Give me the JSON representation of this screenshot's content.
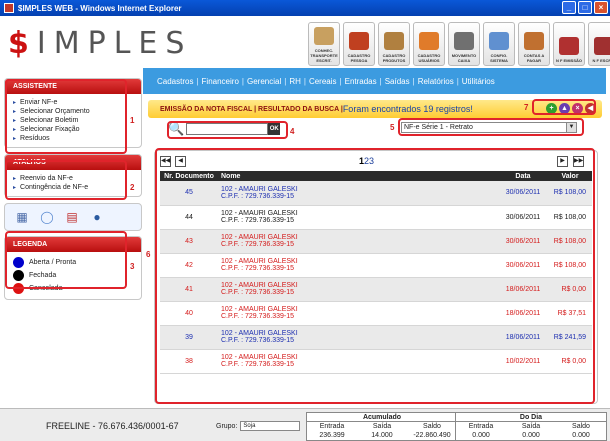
{
  "window": {
    "title": "$IMPLES WEB - Windows Internet Explorer"
  },
  "logo": {
    "dollar": "$",
    "rest": "IMPLES"
  },
  "toolbar": [
    {
      "label": "CONHEC. TRANSPORTE ESCRIT.",
      "color": "#c8a060",
      "icon": "truck-document-icon"
    },
    {
      "label": "CADASTRO PESSOA",
      "color": "#c04020",
      "icon": "person-card-icon"
    },
    {
      "label": "CADASTRO PRODUTOS",
      "color": "#b08040",
      "icon": "box-icon"
    },
    {
      "label": "CADASTRO USUÁRIOS",
      "color": "#e07b2a",
      "icon": "user-icon"
    },
    {
      "label": "MOVIMENTO CAIXA",
      "color": "#707070",
      "icon": "cash-register-icon"
    },
    {
      "label": "CONFIG. SISTEMA",
      "color": "#6090d0",
      "icon": "settings-icon"
    },
    {
      "label": "CONTAS A PAGAR",
      "color": "#c07030",
      "icon": "money-bag-icon"
    },
    {
      "label": "N F EMISSÃO",
      "color": "#b03030",
      "icon": "invoice-icon"
    },
    {
      "label": "N F ESCRIT.",
      "color": "#a03030",
      "icon": "invoice-book-icon"
    }
  ],
  "menu": [
    "Cadastros",
    "Financeiro",
    "Gerencial",
    "RH",
    "Cereais",
    "Entradas",
    "Saídas",
    "Relatórios",
    "Utilitários"
  ],
  "sidebar": {
    "assistente": {
      "title": "ASSISTENTE",
      "items": [
        "Enviar NF-e",
        "Selecionar Orçamento",
        "Selecionar Boletim",
        "Selecionar Fixação",
        "Resíduos"
      ]
    },
    "atalhos": {
      "title": "ATALHOS",
      "items": [
        "Reenvio da NF-e",
        "Contingência de NF-e"
      ]
    },
    "legenda": {
      "title": "LEGENDA",
      "items": [
        {
          "label": "Aberta / Pronta",
          "color": "#0000cc"
        },
        {
          "label": "Fechada",
          "color": "#000000"
        },
        {
          "label": "Cancelada",
          "color": "#dd1111"
        }
      ]
    }
  },
  "annotations": [
    "1",
    "2",
    "3",
    "4",
    "5",
    "6",
    "7"
  ],
  "infobar": {
    "title": "EMISSÃO DA NOTA FISCAL | RESULTADO DA BUSCA |",
    "result": " Foram encontrados 19 registros!"
  },
  "search": {
    "value": "",
    "ok_label": "OK"
  },
  "series_select": {
    "value": "NF-e Série 1 - Retrato"
  },
  "pager": {
    "pages": [
      "1",
      "2",
      "3"
    ]
  },
  "table": {
    "headers": [
      "Nr. Documento",
      "Nome",
      "Data",
      "Valor"
    ],
    "rows": [
      {
        "doc": "45",
        "name": "102 - AMAURI GALESKI",
        "cpf": "C.P.F. : 729.736.339-15",
        "date": "30/06/2011",
        "value": "R$ 108,00",
        "status": "blue"
      },
      {
        "doc": "44",
        "name": "102 - AMAURI GALESKI",
        "cpf": "C.P.F. : 729.736.339-15",
        "date": "30/06/2011",
        "value": "R$ 108,00",
        "status": "black"
      },
      {
        "doc": "43",
        "name": "102 - AMAURI GALESKI",
        "cpf": "C.P.F. : 729.736.339-15",
        "date": "30/06/2011",
        "value": "R$ 108,00",
        "status": "red"
      },
      {
        "doc": "42",
        "name": "102 - AMAURI GALESKI",
        "cpf": "C.P.F. : 729.736.339-15",
        "date": "30/06/2011",
        "value": "R$ 108,00",
        "status": "red"
      },
      {
        "doc": "41",
        "name": "102 - AMAURI GALESKI",
        "cpf": "C.P.F. : 729.736.339-15",
        "date": "18/06/2011",
        "value": "R$ 0,00",
        "status": "red"
      },
      {
        "doc": "40",
        "name": "102 - AMAURI GALESKI",
        "cpf": "C.P.F. : 729.736.339-15",
        "date": "18/06/2011",
        "value": "R$ 37,51",
        "status": "red"
      },
      {
        "doc": "39",
        "name": "102 - AMAURI GALESKI",
        "cpf": "C.P.F. : 729.736.339-15",
        "date": "18/06/2011",
        "value": "R$ 241,59",
        "status": "blue"
      },
      {
        "doc": "38",
        "name": "102 - AMAURI GALESKI",
        "cpf": "C.P.F. : 729.736.339-15",
        "date": "10/02/2011",
        "value": "R$ 0,00",
        "status": "red"
      }
    ]
  },
  "colors": {
    "blue": "#1d2fb0",
    "black": "#1a1a1a",
    "red": "#d41a1a"
  },
  "footer": {
    "company": "FREELINE - 76.676.436/0001-67",
    "group_label": "Grupo:",
    "group_value": "Soja",
    "acumulado": {
      "title": "Acumulado",
      "cols": [
        "Entrada",
        "Saída",
        "Saldo"
      ],
      "values": [
        "236.399",
        "14.000",
        "-22.860.490"
      ]
    },
    "dodia": {
      "title": "Do Dia",
      "cols": [
        "Entrada",
        "Saída",
        "Saldo"
      ],
      "values": [
        "0.000",
        "0.000",
        "0.000"
      ]
    }
  }
}
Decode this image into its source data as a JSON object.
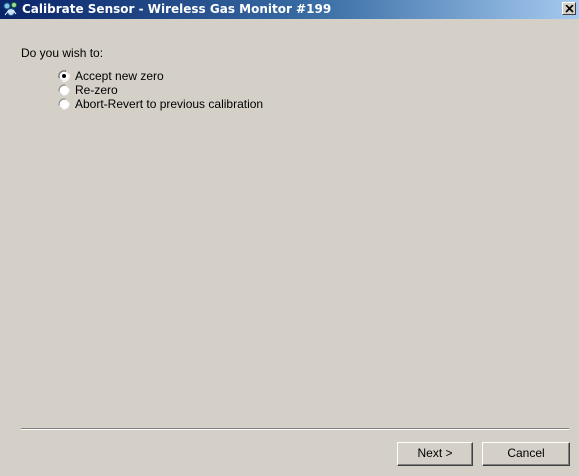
{
  "window": {
    "title": "Calibrate Sensor - Wireless Gas Monitor #199",
    "title_icon": "sensor-app-icon",
    "close_icon": "close-icon"
  },
  "prompt": "Do you wish to:",
  "options": [
    {
      "label": "Accept new zero",
      "selected": true
    },
    {
      "label": "Re-zero",
      "selected": false
    },
    {
      "label": "Abort-Revert to previous calibration",
      "selected": false
    }
  ],
  "buttons": {
    "next": "Next >",
    "cancel": "Cancel"
  },
  "colors": {
    "titlebar_start": "#0a246a",
    "titlebar_end": "#a6caf0",
    "face": "#d4d0c8"
  }
}
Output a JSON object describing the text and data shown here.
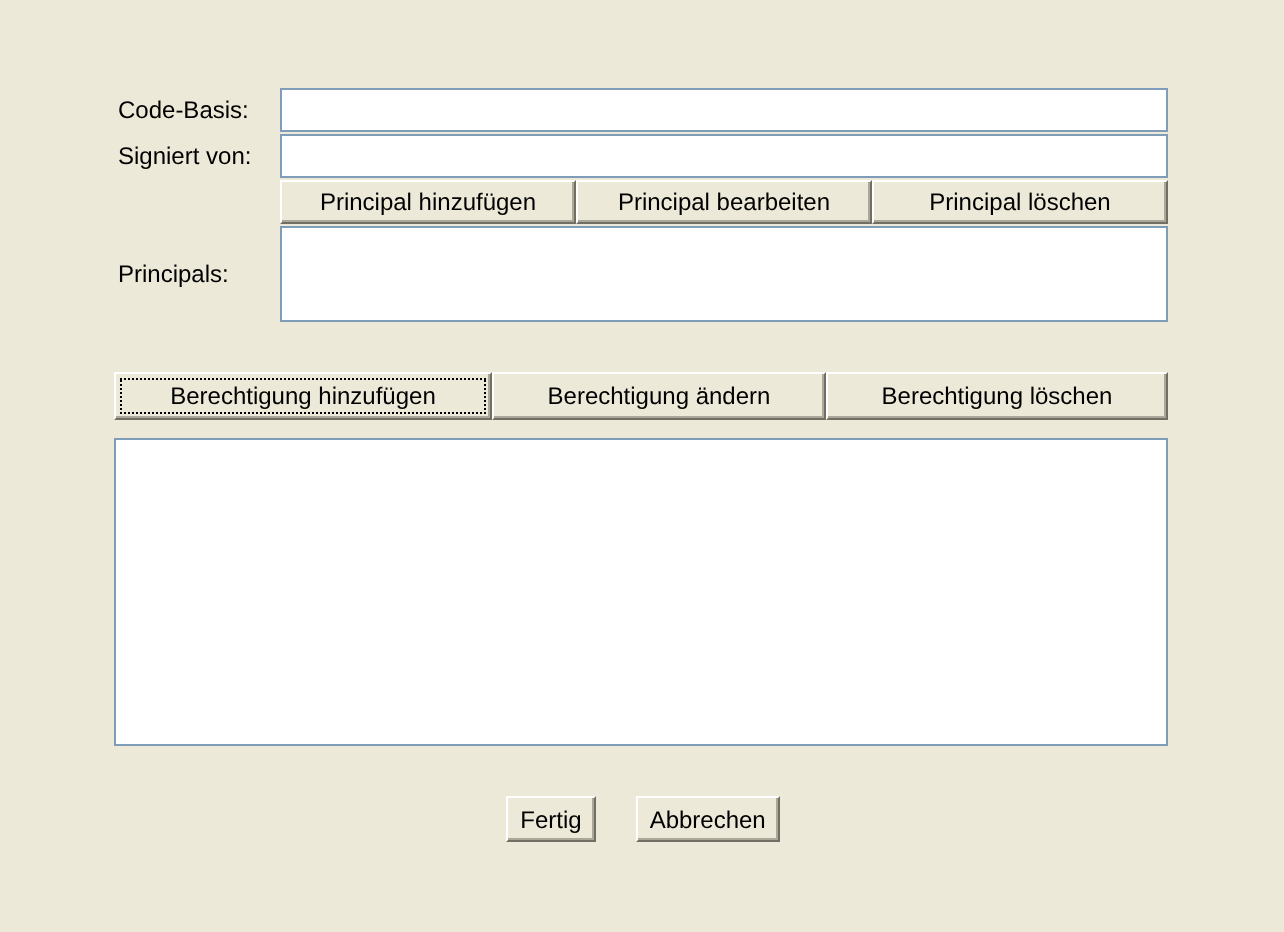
{
  "fields": [
    {
      "label": "Code-Basis:"
    },
    {
      "label": "Signiert von:"
    }
  ],
  "principal_buttons": [
    "Principal hinzufügen",
    "Principal bearbeiten",
    "Principal löschen"
  ],
  "principals": {
    "label": "Principals:"
  },
  "permission_buttons": [
    {
      "label": "Berechtigung hinzufügen",
      "focused": true
    },
    {
      "label": "Berechtigung ändern",
      "focused": false
    },
    {
      "label": "Berechtigung löschen",
      "focused": false
    }
  ],
  "dialog_buttons": [
    "Fertig",
    "Abbrechen"
  ]
}
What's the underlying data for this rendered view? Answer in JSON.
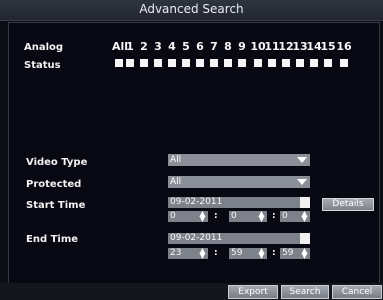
-----
- [Directions for this task]:
From the line containing "Output a JSON" through the end of the entries, quote each line exactly and nothing else, excluding all pictures.

- [Result for this task]:
Output a JSON object describing the text and data shown here.
{
  "fields": [
    {
      "label": "Code-Basis:"
    },
    {
      "label": "Signiert von:"
    }
  ],
  "principal_buttons": [
    "Principal hinzufügen",
    "Principal bearbeiten",
    "Principal löschen"
  ],
  "principals": {
    "label": "Principals:"
  },
  "permission_buttons": [
    {
      "label": "Berechtigung hinzufügen",
      "focused": true
    },
    {
      "label": "Berechtigung ändern",
      "focused": false
    },
    {
      "label": "Berechtigung löschen",
      "focused": false
    }
  ],
  "dialog_buttons": [
    "Fertig",
    "Abbrechen"
  ]
}
What's the underlying data for this rendered view? Answer in JSON.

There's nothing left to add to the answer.